WORK TO BE COMPLETED ::
Please write out the material below exactly as given.

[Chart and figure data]
* Start *
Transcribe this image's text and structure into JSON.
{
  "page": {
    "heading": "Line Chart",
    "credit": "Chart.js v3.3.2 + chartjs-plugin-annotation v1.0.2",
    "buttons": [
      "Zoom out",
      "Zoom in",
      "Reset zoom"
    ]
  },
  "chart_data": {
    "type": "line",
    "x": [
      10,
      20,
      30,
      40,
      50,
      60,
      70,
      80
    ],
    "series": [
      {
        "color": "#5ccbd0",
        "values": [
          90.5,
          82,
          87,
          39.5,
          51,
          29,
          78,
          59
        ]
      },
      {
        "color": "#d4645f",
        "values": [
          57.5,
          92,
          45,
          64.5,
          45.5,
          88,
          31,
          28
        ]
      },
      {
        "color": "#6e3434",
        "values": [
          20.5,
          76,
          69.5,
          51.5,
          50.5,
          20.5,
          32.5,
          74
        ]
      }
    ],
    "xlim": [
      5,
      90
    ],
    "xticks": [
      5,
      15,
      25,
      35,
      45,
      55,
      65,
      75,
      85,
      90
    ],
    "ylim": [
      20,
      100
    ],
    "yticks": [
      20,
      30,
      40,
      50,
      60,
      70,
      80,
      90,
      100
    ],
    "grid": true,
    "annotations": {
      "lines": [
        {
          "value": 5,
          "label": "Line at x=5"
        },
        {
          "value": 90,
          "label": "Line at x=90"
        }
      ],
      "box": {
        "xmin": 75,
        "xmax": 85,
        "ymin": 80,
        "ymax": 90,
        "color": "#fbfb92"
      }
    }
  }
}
* End *
EXERCISE RESULT ::
Transcribe this image's text and structure into JSON.
{
  "page": {
    "heading": "Line Chart",
    "credit": "Chart.js v3.3.2 + chartjs-plugin-annotation v1.0.2",
    "buttons": [
      "Zoom out",
      "Zoom in",
      "Reset zoom"
    ]
  },
  "chart_data": {
    "type": "line",
    "x": [
      10,
      20,
      30,
      40,
      50,
      60,
      70,
      80
    ],
    "series": [
      {
        "color": "#5ccbd0",
        "values": [
          90.5,
          82,
          87,
          39.5,
          51,
          29,
          78,
          59
        ]
      },
      {
        "color": "#d4645f",
        "values": [
          57.5,
          92,
          45,
          64.5,
          45.5,
          88,
          31,
          28
        ]
      },
      {
        "color": "#6e3434",
        "values": [
          20.5,
          76,
          69.5,
          51.5,
          50.5,
          20.5,
          32.5,
          74
        ]
      }
    ],
    "xlim": [
      5,
      90
    ],
    "xticks": [
      5,
      15,
      25,
      35,
      45,
      55,
      65,
      75,
      85,
      90
    ],
    "ylim": [
      20,
      100
    ],
    "yticks": [
      20,
      30,
      40,
      50,
      60,
      70,
      80,
      90,
      100
    ],
    "grid": true,
    "annotations": {
      "lines": [
        {
          "value": 5,
          "label": "Line at x=5"
        },
        {
          "value": 90,
          "label": "Line at x=90"
        }
      ],
      "box": {
        "xmin": 75,
        "xmax": 85,
        "ymin": 80,
        "ymax": 90,
        "color": "#fbfb92"
      }
    }
  }
}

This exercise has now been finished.